### Exercise input

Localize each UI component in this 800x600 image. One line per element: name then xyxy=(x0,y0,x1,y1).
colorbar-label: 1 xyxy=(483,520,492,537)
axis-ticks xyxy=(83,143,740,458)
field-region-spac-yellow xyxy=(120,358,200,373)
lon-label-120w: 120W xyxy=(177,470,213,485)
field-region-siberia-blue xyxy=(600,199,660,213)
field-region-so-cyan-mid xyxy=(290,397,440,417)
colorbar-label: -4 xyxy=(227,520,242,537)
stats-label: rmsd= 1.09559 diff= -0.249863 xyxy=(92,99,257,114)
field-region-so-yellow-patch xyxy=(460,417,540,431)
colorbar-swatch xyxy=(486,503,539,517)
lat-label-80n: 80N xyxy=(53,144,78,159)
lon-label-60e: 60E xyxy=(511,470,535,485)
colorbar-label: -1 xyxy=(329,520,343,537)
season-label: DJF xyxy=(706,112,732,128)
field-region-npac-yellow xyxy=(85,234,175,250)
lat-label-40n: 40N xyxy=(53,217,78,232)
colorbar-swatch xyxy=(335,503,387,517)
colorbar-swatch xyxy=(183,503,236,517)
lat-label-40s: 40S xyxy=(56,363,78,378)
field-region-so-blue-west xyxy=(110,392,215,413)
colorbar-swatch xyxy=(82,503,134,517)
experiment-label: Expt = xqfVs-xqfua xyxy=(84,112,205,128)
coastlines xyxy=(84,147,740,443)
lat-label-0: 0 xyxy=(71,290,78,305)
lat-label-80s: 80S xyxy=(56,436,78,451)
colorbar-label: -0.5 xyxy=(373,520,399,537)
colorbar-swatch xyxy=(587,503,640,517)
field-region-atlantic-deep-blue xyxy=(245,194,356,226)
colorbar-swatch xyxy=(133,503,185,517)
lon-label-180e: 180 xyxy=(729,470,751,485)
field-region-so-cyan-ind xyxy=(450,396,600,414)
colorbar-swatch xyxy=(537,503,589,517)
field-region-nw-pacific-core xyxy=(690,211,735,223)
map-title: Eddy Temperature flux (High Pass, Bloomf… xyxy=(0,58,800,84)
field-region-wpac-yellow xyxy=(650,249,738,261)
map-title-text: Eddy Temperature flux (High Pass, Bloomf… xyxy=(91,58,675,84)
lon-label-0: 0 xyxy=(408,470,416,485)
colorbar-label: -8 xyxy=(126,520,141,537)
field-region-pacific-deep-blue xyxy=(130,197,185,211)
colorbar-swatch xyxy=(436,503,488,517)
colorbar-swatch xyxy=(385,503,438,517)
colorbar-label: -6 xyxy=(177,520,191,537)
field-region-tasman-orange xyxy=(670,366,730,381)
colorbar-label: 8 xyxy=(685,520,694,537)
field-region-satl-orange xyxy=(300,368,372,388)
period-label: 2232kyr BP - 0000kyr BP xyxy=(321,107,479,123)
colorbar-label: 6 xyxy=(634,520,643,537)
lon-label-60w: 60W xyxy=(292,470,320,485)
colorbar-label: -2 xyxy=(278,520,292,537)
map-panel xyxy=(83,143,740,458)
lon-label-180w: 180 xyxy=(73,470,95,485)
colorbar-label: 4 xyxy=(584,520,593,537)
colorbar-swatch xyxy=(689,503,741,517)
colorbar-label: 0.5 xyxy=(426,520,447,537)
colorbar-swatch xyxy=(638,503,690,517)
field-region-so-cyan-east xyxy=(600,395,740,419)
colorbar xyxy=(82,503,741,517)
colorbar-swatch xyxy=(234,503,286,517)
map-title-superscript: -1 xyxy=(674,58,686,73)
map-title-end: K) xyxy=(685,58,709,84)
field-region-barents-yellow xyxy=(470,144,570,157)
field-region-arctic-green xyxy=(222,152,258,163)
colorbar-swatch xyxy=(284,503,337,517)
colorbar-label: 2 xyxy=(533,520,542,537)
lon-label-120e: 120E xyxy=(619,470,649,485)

######

Exercise aim:
Write everything from the start of the entries down to the line containing "field-region-siberia-blue xyxy=(600,199,660,213)", inclusive, as a JSON list of strings, one per line, omitting blank lines.

Answer below:
[
  "Localize each UI component in this 800x600 image. One line per element: name then xyxy=(x0,y0,x1,y1).",
  "colorbar-label: 1 xyxy=(483,520,492,537)",
  "axis-ticks xyxy=(83,143,740,458)",
  "field-region-spac-yellow xyxy=(120,358,200,373)",
  "lon-label-120w: 120W xyxy=(177,470,213,485)",
  "field-region-siberia-blue xyxy=(600,199,660,213)"
]